[Figure record extracts]

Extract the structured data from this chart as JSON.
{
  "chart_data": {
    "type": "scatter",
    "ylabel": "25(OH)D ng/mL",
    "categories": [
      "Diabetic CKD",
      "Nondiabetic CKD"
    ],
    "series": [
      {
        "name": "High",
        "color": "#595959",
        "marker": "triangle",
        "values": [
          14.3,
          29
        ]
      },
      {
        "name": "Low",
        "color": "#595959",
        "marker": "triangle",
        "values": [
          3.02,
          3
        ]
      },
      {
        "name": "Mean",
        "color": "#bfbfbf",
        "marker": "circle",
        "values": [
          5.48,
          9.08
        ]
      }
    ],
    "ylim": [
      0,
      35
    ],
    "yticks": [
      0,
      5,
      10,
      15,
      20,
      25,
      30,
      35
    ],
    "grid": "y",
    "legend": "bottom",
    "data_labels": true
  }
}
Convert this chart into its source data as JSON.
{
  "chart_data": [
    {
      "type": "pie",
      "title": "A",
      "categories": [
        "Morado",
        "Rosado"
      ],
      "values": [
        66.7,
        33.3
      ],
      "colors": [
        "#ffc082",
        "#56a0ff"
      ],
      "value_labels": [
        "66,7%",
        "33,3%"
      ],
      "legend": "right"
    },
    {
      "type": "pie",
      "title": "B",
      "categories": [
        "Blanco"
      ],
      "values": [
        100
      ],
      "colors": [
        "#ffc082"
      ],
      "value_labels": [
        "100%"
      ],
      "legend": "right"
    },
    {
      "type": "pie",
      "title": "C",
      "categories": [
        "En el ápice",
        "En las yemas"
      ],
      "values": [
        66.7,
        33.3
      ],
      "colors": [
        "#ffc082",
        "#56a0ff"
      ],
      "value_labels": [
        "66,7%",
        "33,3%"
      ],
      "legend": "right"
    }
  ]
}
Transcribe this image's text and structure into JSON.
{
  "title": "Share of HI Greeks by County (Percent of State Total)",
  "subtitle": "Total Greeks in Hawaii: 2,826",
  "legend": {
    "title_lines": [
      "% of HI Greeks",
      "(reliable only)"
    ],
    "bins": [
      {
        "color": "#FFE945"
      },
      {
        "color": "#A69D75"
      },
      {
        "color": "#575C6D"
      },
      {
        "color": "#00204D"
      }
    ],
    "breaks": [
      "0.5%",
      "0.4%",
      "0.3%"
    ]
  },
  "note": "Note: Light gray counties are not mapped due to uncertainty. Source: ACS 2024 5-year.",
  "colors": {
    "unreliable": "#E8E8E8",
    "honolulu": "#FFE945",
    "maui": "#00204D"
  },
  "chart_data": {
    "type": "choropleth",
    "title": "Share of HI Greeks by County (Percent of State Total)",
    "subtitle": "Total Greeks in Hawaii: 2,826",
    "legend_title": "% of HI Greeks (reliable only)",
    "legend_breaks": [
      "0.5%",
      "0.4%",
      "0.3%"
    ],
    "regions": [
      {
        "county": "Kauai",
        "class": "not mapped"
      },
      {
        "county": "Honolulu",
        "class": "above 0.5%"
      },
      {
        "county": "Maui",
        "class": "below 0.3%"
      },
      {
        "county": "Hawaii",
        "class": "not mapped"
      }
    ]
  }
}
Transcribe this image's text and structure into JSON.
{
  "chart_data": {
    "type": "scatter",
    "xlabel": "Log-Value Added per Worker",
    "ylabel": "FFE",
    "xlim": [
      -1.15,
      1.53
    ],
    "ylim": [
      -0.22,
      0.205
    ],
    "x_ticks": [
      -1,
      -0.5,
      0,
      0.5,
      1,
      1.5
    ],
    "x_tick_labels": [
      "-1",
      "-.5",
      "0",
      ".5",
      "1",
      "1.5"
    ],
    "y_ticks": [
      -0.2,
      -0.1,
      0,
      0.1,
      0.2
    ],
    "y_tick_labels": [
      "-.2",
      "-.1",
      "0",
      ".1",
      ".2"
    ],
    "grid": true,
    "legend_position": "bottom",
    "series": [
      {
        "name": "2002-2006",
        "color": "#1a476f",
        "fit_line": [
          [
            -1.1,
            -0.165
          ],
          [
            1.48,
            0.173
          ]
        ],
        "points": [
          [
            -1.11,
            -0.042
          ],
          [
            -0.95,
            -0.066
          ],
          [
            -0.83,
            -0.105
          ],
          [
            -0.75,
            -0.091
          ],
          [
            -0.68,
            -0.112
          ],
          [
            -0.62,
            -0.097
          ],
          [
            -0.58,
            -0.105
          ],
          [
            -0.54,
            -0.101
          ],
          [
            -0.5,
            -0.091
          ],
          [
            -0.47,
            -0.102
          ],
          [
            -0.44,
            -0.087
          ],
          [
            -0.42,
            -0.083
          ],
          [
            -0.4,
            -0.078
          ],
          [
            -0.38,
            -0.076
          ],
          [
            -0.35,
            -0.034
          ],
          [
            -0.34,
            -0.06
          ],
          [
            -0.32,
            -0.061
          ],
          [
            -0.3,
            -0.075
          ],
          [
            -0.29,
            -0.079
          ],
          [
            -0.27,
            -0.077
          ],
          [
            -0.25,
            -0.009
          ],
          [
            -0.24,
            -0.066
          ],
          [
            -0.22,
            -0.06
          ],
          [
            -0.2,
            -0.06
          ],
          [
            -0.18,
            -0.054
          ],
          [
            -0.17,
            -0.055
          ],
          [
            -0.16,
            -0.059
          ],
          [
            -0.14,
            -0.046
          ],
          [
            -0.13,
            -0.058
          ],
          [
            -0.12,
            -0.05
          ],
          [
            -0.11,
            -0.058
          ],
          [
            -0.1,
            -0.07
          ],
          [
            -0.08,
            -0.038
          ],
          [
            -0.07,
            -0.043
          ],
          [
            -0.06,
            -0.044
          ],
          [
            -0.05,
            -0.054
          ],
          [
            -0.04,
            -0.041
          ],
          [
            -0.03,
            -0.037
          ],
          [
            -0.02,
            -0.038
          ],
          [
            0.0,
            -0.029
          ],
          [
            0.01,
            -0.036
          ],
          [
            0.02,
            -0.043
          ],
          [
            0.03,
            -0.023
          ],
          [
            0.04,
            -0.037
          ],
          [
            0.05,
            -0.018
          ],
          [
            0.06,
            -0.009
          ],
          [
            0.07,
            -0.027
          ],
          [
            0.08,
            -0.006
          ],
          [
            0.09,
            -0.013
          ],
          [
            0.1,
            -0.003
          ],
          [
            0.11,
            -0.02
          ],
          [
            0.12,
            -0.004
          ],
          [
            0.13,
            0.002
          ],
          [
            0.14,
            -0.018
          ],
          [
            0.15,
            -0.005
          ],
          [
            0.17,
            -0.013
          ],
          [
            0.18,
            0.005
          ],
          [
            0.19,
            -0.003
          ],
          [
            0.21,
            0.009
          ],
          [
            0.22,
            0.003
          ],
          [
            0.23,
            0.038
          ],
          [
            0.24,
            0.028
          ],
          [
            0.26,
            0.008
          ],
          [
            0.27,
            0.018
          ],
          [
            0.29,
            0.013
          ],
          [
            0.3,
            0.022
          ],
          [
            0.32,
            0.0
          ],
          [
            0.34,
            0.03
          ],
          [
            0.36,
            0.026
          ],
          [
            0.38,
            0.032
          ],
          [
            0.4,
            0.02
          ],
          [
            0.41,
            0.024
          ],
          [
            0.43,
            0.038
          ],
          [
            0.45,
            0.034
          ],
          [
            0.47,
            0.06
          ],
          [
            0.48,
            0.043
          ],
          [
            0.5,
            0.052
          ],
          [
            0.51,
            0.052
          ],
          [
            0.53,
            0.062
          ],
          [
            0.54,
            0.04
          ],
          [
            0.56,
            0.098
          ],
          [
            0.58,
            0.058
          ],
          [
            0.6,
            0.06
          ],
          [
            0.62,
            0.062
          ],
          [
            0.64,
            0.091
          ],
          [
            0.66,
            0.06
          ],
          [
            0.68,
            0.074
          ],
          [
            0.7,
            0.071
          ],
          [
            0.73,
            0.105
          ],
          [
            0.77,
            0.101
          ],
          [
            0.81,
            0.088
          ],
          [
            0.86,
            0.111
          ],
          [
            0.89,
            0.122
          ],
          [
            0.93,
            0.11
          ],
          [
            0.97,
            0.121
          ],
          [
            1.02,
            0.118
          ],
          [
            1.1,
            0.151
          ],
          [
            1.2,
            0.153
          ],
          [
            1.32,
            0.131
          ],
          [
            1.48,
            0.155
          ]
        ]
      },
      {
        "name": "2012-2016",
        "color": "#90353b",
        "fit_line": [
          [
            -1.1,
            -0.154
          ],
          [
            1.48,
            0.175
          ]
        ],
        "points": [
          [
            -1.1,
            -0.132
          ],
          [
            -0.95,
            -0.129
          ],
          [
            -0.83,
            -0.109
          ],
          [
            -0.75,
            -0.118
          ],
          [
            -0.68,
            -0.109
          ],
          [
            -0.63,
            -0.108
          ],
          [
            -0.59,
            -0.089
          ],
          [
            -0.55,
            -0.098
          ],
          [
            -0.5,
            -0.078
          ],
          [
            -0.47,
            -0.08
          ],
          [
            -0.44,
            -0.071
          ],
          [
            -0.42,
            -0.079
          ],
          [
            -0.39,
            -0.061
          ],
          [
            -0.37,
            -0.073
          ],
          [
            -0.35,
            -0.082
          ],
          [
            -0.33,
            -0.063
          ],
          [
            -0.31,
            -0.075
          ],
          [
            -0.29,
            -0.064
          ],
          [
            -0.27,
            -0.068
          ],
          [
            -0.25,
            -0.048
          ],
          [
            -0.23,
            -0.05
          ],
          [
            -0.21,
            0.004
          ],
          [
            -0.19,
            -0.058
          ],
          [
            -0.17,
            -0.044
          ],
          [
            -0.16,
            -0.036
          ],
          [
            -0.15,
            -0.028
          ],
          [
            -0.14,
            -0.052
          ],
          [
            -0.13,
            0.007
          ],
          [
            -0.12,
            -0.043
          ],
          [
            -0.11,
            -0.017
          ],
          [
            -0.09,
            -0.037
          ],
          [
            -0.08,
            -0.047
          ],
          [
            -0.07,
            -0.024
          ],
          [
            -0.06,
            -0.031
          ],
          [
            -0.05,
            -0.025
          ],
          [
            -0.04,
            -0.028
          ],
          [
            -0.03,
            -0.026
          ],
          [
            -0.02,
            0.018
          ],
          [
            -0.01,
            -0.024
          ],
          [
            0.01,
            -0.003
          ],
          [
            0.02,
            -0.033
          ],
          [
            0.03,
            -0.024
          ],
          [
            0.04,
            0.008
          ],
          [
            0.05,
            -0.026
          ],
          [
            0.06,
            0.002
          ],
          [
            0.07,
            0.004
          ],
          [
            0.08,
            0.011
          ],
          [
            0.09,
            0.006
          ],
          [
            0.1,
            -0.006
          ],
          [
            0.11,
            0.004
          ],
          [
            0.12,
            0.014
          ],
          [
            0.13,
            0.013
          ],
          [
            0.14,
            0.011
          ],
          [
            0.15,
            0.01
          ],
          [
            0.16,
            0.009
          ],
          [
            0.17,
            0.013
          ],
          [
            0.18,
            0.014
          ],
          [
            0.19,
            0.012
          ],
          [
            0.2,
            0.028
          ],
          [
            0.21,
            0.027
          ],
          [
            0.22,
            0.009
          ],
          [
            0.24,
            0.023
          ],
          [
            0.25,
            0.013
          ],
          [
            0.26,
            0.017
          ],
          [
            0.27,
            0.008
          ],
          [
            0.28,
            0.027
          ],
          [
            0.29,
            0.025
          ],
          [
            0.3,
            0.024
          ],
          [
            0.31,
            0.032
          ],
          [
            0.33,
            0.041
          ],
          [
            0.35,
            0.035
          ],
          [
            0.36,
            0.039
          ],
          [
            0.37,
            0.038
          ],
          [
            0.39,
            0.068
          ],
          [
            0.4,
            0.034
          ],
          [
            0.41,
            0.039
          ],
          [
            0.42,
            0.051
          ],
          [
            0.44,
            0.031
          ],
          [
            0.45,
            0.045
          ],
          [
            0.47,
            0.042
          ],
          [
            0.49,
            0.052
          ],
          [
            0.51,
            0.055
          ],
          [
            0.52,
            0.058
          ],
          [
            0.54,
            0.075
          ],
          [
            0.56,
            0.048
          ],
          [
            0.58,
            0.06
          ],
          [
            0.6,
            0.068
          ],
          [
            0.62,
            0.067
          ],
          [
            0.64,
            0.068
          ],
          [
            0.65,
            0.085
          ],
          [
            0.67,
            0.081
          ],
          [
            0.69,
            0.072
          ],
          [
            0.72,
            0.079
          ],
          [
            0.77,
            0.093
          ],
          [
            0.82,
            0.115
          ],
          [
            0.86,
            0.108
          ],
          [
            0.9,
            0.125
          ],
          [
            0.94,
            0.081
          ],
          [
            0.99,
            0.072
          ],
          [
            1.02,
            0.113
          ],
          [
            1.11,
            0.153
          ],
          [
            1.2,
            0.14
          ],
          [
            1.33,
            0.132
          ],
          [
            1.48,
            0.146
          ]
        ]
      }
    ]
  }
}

- [Aim of the task]: Show the lines from the data above that contain the string "name".

- [Full answer]:
        "name": "High",
        "name": "Low",
        "name": "Mean",
        "name": "2002-2006",
        "name": "2012-2016",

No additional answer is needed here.